- DATA ROWS -
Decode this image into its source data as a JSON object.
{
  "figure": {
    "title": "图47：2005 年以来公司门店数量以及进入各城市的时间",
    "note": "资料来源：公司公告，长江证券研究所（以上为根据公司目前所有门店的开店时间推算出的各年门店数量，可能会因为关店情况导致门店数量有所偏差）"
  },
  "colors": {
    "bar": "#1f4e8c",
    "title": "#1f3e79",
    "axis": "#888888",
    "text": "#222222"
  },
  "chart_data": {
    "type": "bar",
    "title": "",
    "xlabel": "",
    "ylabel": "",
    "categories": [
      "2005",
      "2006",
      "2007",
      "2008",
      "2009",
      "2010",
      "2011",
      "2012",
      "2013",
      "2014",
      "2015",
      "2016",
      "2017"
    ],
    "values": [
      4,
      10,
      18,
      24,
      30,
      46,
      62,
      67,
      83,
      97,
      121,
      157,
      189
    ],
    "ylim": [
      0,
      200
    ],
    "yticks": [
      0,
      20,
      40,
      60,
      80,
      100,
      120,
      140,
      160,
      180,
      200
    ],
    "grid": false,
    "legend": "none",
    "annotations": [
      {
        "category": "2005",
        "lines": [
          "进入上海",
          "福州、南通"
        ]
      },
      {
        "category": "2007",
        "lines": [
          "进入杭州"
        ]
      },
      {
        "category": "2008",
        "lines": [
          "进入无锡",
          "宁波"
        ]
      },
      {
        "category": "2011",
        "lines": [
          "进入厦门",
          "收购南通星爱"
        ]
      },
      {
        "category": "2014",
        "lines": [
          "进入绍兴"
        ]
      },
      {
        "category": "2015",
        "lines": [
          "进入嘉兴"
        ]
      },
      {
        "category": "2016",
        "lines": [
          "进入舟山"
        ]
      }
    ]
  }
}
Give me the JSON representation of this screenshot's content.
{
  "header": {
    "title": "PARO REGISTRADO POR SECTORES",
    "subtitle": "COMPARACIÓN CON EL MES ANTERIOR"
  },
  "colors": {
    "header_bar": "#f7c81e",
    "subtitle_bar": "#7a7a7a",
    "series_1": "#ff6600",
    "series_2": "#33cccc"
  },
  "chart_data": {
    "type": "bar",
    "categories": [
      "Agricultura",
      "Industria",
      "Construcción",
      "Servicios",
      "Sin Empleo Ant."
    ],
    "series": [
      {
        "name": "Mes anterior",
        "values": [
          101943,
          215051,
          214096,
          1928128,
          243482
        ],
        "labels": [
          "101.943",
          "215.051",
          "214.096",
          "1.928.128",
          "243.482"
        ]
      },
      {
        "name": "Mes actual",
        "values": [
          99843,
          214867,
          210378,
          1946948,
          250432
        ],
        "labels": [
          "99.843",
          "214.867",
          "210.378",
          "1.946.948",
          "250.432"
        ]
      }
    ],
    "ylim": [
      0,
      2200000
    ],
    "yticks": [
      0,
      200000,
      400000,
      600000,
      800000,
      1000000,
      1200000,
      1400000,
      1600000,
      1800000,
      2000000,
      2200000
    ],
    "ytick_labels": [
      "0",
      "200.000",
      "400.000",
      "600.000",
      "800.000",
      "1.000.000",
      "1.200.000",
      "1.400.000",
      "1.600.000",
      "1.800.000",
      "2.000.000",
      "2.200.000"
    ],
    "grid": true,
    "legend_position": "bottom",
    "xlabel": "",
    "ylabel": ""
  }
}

- DO THIS -
Exactly reproduce every line of the records.

- RESPONSE TO THE EXERCISE -
Decode this image into its source data as a JSON object.
{
  "figure": {
    "title": "图47：2005 年以来公司门店数量以及进入各城市的时间",
    "note": "资料来源：公司公告，长江证券研究所（以上为根据公司目前所有门店的开店时间推算出的各年门店数量，可能会因为关店情况导致门店数量有所偏差）"
  },
  "colors": {
    "bar": "#1f4e8c",
    "title": "#1f3e79",
    "axis": "#888888",
    "text": "#222222"
  },
  "chart_data": {
    "type": "bar",
    "title": "",
    "xlabel": "",
    "ylabel": "",
    "categories": [
      "2005",
      "2006",
      "2007",
      "2008",
      "2009",
      "2010",
      "2011",
      "2012",
      "2013",
      "2014",
      "2015",
      "2016",
      "2017"
    ],
    "values": [
      4,
      10,
      18,
      24,
      30,
      46,
      62,
      67,
      83,
      97,
      121,
      157,
      189
    ],
    "ylim": [
      0,
      200
    ],
    "yticks": [
      0,
      20,
      40,
      60,
      80,
      100,
      120,
      140,
      160,
      180,
      200
    ],
    "grid": false,
    "legend": "none",
    "annotations": [
      {
        "category": "2005",
        "lines": [
          "进入上海",
          "福州、南通"
        ]
      },
      {
        "category": "2007",
        "lines": [
          "进入杭州"
        ]
      },
      {
        "category": "2008",
        "lines": [
          "进入无锡",
          "宁波"
        ]
      },
      {
        "category": "2011",
        "lines": [
          "进入厦门",
          "收购南通星爱"
        ]
      },
      {
        "category": "2014",
        "lines": [
          "进入绍兴"
        ]
      },
      {
        "category": "2015",
        "lines": [
          "进入嘉兴"
        ]
      },
      {
        "category": "2016",
        "lines": [
          "进入舟山"
        ]
      }
    ]
  }
}
Give me the JSON representation of this screenshot's content.
{
  "header": {
    "title": "PARO REGISTRADO POR SECTORES",
    "subtitle": "COMPARACIÓN CON EL MES ANTERIOR"
  },
  "colors": {
    "header_bar": "#f7c81e",
    "subtitle_bar": "#7a7a7a",
    "series_1": "#ff6600",
    "series_2": "#33cccc"
  },
  "chart_data": {
    "type": "bar",
    "categories": [
      "Agricultura",
      "Industria",
      "Construcción",
      "Servicios",
      "Sin Empleo Ant."
    ],
    "series": [
      {
        "name": "Mes anterior",
        "values": [
          101943,
          215051,
          214096,
          1928128,
          243482
        ],
        "labels": [
          "101.943",
          "215.051",
          "214.096",
          "1.928.128",
          "243.482"
        ]
      },
      {
        "name": "Mes actual",
        "values": [
          99843,
          214867,
          210378,
          1946948,
          250432
        ],
        "labels": [
          "99.843",
          "214.867",
          "210.378",
          "1.946.948",
          "250.432"
        ]
      }
    ],
    "ylim": [
      0,
      2200000
    ],
    "yticks": [
      0,
      200000,
      400000,
      600000,
      800000,
      1000000,
      1200000,
      1400000,
      1600000,
      1800000,
      2000000,
      2200000
    ],
    "ytick_labels": [
      "0",
      "200.000",
      "400.000",
      "600.000",
      "800.000",
      "1.000.000",
      "1.200.000",
      "1.400.000",
      "1.600.000",
      "1.800.000",
      "2.000.000",
      "2.200.000"
    ],
    "grid": true,
    "legend_position": "bottom",
    "xlabel": "",
    "ylabel": ""
  }
}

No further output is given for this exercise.